§ **THE REQUEST**
Wherever a line holds the string "Xetra", copy that line.
-- BEGIN ITEMS --
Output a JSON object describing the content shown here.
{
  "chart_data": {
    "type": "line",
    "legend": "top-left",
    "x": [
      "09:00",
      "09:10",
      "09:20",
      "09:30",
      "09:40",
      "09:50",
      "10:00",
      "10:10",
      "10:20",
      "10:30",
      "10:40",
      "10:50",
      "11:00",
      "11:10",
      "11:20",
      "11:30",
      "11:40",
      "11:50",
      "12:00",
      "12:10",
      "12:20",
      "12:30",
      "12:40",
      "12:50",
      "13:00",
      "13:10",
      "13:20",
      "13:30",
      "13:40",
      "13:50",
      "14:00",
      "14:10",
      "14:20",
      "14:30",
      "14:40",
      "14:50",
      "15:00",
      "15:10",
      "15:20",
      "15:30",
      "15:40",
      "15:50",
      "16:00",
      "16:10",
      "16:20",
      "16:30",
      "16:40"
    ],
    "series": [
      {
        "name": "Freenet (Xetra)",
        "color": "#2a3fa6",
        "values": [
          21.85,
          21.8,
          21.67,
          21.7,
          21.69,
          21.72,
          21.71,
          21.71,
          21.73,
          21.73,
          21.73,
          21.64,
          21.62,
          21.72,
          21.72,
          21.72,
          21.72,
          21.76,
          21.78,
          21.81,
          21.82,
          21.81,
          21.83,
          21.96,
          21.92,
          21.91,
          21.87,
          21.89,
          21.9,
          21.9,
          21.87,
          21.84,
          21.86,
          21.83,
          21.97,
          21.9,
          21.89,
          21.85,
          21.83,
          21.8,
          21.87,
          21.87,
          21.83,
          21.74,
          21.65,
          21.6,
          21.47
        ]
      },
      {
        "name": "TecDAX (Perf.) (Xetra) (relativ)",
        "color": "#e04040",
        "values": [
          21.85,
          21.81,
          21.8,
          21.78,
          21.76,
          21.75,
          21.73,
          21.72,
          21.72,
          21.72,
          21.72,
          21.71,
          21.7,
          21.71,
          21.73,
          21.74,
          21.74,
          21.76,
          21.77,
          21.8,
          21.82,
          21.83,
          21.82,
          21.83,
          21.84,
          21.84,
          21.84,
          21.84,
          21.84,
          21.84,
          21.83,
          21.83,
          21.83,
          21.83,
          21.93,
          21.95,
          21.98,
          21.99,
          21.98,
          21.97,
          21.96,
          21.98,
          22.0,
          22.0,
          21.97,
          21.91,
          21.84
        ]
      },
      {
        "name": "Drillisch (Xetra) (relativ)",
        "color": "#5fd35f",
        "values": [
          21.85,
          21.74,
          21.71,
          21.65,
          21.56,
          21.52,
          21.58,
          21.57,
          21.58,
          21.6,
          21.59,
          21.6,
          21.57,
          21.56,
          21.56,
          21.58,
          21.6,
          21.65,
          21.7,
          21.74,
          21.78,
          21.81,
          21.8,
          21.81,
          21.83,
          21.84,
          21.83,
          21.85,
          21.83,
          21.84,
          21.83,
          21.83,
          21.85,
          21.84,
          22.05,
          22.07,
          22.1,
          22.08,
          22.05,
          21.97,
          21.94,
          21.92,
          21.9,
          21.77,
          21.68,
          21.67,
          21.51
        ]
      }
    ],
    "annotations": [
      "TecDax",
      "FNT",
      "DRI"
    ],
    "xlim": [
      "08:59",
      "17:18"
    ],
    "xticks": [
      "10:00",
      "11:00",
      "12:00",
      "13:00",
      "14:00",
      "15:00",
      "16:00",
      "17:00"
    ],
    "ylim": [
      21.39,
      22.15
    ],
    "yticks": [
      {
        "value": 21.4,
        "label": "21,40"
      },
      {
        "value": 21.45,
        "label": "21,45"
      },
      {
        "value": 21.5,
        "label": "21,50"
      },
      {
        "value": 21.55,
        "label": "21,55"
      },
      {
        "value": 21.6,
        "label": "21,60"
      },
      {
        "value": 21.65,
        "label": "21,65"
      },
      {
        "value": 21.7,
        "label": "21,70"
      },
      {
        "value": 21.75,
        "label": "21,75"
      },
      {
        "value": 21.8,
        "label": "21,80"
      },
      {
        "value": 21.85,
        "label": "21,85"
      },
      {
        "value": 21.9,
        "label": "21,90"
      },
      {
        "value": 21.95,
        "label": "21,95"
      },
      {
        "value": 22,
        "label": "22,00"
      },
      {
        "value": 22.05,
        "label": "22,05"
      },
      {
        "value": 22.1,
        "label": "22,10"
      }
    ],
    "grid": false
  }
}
-- END ITEMS --
§ **ANSWER FOR THE TASK**
        "name": "Freenet (Xetra)",
        "name": "TecDAX (Perf.) (Xetra) (relativ)",
        "name": "Drillisch (Xetra) (relativ)",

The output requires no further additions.